Aim
The entries below should be output exactly as written.

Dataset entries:
++++++++++
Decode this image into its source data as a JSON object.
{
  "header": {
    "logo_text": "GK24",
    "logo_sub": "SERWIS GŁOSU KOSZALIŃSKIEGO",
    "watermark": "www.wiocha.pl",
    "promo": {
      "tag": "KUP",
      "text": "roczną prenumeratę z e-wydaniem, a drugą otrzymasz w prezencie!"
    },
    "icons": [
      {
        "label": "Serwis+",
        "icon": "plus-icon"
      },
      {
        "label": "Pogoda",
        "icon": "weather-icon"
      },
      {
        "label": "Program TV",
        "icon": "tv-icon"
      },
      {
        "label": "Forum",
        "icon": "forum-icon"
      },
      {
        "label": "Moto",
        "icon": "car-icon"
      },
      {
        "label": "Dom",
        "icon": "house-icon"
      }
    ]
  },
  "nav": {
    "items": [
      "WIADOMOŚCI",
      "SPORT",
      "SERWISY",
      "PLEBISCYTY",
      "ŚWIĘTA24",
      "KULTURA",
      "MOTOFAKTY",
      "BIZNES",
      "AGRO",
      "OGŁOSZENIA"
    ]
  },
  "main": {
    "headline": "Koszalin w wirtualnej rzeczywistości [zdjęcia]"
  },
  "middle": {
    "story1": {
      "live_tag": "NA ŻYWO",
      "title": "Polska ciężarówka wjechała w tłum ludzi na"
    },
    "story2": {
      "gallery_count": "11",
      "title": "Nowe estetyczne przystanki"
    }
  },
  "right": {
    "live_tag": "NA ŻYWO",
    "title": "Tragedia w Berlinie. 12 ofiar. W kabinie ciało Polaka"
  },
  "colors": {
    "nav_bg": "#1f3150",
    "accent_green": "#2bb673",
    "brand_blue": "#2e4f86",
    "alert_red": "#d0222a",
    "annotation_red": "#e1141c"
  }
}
++++++++++
Answer to this exercise
Decode this image into its source data as a JSON object.
{
  "header": {
    "logo_text": "GK24",
    "logo_sub": "SERWIS GŁOSU KOSZALIŃSKIEGO",
    "watermark": "www.wiocha.pl",
    "promo": {
      "tag": "KUP",
      "text": "roczną prenumeratę z e-wydaniem, a drugą otrzymasz w prezencie!"
    },
    "icons": [
      {
        "label": "Serwis+",
        "icon": "plus-icon"
      },
      {
        "label": "Pogoda",
        "icon": "weather-icon"
      },
      {
        "label": "Program TV",
        "icon": "tv-icon"
      },
      {
        "label": "Forum",
        "icon": "forum-icon"
      },
      {
        "label": "Moto",
        "icon": "car-icon"
      },
      {
        "label": "Dom",
        "icon": "house-icon"
      }
    ]
  },
  "nav": {
    "items": [
      "WIADOMOŚCI",
      "SPORT",
      "SERWISY",
      "PLEBISCYTY",
      "ŚWIĘTA24",
      "KULTURA",
      "MOTOFAKTY",
      "BIZNES",
      "AGRO",
      "OGŁOSZENIA"
    ]
  },
  "main": {
    "headline": "Koszalin w wirtualnej rzeczywistości [zdjęcia]"
  },
  "middle": {
    "story1": {
      "live_tag": "NA ŻYWO",
      "title": "Polska ciężarówka wjechała w tłum ludzi na"
    },
    "story2": {
      "gallery_count": "11",
      "title": "Nowe estetyczne przystanki"
    }
  },
  "right": {
    "live_tag": "NA ŻYWO",
    "title": "Tragedia w Berlinie. 12 ofiar. W kabinie ciało Polaka"
  },
  "colors": {
    "nav_bg": "#1f3150",
    "accent_green": "#2bb673",
    "brand_blue": "#2e4f86",
    "alert_red": "#d0222a",
    "annotation_red": "#e1141c"
  }
}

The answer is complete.